» GIVEN REQUEST:
Could every line of the data be printed exactly as it reads?

▬▬▬▬▬▬▬▬▬▬

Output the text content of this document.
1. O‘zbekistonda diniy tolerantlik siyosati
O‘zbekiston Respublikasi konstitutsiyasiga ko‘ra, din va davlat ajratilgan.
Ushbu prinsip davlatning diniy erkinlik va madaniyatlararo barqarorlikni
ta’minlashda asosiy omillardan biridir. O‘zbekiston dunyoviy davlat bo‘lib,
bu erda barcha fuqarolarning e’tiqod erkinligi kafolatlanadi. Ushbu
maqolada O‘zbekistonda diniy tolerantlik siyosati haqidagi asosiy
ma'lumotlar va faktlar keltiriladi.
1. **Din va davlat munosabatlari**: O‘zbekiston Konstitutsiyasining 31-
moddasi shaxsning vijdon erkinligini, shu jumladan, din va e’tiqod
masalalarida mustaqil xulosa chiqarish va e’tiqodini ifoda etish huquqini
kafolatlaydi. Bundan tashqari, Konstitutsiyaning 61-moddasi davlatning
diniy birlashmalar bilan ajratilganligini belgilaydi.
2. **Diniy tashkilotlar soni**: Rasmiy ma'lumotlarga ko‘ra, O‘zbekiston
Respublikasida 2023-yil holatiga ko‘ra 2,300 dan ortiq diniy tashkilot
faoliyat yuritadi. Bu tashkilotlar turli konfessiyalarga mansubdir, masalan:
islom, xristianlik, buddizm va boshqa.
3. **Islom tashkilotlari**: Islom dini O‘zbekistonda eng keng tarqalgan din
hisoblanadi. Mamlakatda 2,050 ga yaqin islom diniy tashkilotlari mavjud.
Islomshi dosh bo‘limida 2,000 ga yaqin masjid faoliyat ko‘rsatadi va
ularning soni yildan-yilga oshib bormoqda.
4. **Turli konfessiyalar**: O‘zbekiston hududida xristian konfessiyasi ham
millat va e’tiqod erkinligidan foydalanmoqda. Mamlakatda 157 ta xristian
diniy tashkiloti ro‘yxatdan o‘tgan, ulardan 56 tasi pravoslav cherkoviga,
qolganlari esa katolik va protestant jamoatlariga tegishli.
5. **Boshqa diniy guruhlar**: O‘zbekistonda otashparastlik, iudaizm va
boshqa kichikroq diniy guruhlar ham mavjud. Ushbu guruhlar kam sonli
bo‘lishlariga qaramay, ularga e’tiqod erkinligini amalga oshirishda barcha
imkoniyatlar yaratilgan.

▬▬▬▬▬▬▬▬▬▬

» RESPONSE FOR THIS EXERCISE:
Output the text content of this document.
1. O‘zbekistonda diniy tolerantlik siyosati
O‘zbekiston Respublikasi konstitutsiyasiga ko‘ra, din va davlat ajratilgan.
Ushbu prinsip davlatning diniy erkinlik va madaniyatlararo barqarorlikni
ta’minlashda asosiy omillardan biridir. O‘zbekiston dunyoviy davlat bo‘lib,
bu erda barcha fuqarolarning e’tiqod erkinligi kafolatlanadi. Ushbu
maqolada O‘zbekistonda diniy tolerantlik siyosati haqidagi asosiy
ma'lumotlar va faktlar keltiriladi.
1. **Din va davlat munosabatlari**: O‘zbekiston Konstitutsiyasining 31-
moddasi shaxsning vijdon erkinligini, shu jumladan, din va e’tiqod
masalalarida mustaqil xulosa chiqarish va e’tiqodini ifoda etish huquqini
kafolatlaydi. Bundan tashqari, Konstitutsiyaning 61-moddasi davlatning
diniy birlashmalar bilan ajratilganligini belgilaydi.
2. **Diniy tashkilotlar soni**: Rasmiy ma'lumotlarga ko‘ra, O‘zbekiston
Respublikasida 2023-yil holatiga ko‘ra 2,300 dan ortiq diniy tashkilot
faoliyat yuritadi. Bu tashkilotlar turli konfessiyalarga mansubdir, masalan:
islom, xristianlik, buddizm va boshqa.
3. **Islom tashkilotlari**: Islom dini O‘zbekistonda eng keng tarqalgan din
hisoblanadi. Mamlakatda 2,050 ga yaqin islom diniy tashkilotlari mavjud.
Islomshi dosh bo‘limida 2,000 ga yaqin masjid faoliyat ko‘rsatadi va
ularning soni yildan-yilga oshib bormoqda.
4. **Turli konfessiyalar**: O‘zbekiston hududida xristian konfessiyasi ham
millat va e’tiqod erkinligidan foydalanmoqda. Mamlakatda 157 ta xristian
diniy tashkiloti ro‘yxatdan o‘tgan, ulardan 56 tasi pravoslav cherkoviga,
qolganlari esa katolik va protestant jamoatlariga tegishli.
5. **Boshqa diniy guruhlar**: O‘zbekistonda otashparastlik, iudaizm va
boshqa kichikroq diniy guruhlar ham mavjud. Ushbu guruhlar kam sonli
bo‘lishlariga qaramay, ularga e’tiqod erkinligini amalga oshirishda barcha
imkoniyatlar yaratilgan.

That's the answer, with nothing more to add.